__TASK REQUIREMENTS__. Examine each line of the data. Copy those that contain the string "Power".

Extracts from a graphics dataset
================

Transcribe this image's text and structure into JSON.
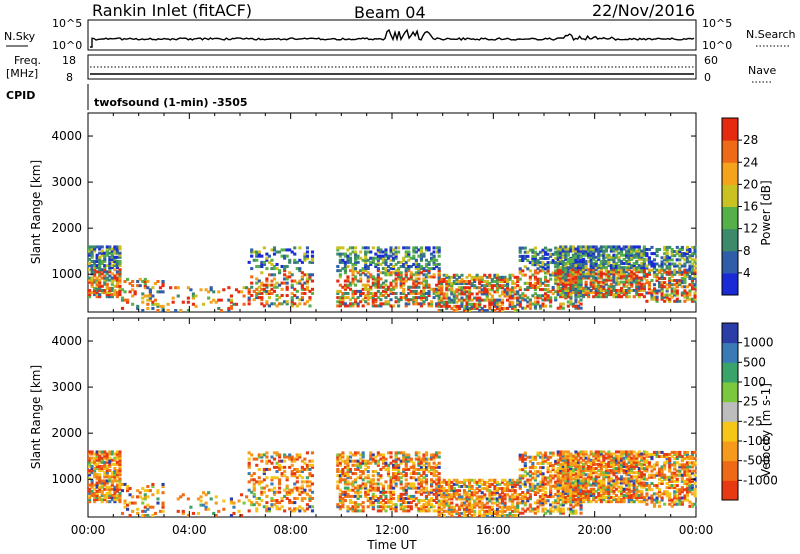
{
  "header": {
    "station": "Rankin Inlet (fitACF)",
    "beam": "Beam 04",
    "date": "22/Nov/2016"
  },
  "mini_panels": {
    "nsky_label": "N.Sky",
    "nsky_ticks": [
      "10^5",
      "10^0"
    ],
    "nsearch_label": "N.Search",
    "nsearch_ticks": [
      "10^5",
      "10^0"
    ],
    "freq_label_1": "Freq.",
    "freq_label_2": "[MHz]",
    "freq_ticks": [
      "18",
      "8"
    ],
    "nave_label": "Nave",
    "nave_ticks": [
      "60",
      "0"
    ],
    "cpid_label": "CPID",
    "cpid_text": "twofsound (1-min) -3505"
  },
  "chart_data": [
    {
      "type": "heatmap",
      "quantity": "Power",
      "ylabel": "Slant Range [km]",
      "ylim": [
        180,
        4500
      ],
      "yticks": [
        "1000",
        "2000",
        "3000",
        "4000"
      ],
      "colorbar_label": "Power [dB]",
      "colorbar_ticks": [
        "4",
        "8",
        "12",
        "16",
        "20",
        "24",
        "28"
      ],
      "colors": [
        "#1a2bd6",
        "#2f5da8",
        "#3d8a6a",
        "#55b04a",
        "#c9c222",
        "#f4a31c",
        "#ef6a16",
        "#e62a12"
      ]
    },
    {
      "type": "heatmap",
      "quantity": "Velocity",
      "ylabel": "Slant Range [km]",
      "ylim": [
        180,
        4500
      ],
      "yticks": [
        "1000",
        "2000",
        "3000",
        "4000"
      ],
      "colorbar_label": "Velocity [m s-1]",
      "colorbar_ticks": [
        "1000",
        "500",
        "100",
        "25",
        "-25",
        "-100",
        "-500",
        "-1000"
      ],
      "colors": [
        "#2b3ea8",
        "#3a7bb6",
        "#3aa36a",
        "#7cc83c",
        "#bdbdbd",
        "#f5c518",
        "#f59a1a",
        "#ef6a16",
        "#e83a12"
      ],
      "xlabel": "Time UT",
      "xticks": [
        "00:00",
        "04:00",
        "08:00",
        "12:00",
        "16:00",
        "20:00",
        "00:00"
      ]
    }
  ]
}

================

__REPLY__.
      "quantity": "Power",
      "colorbar_label": "Power [dB]",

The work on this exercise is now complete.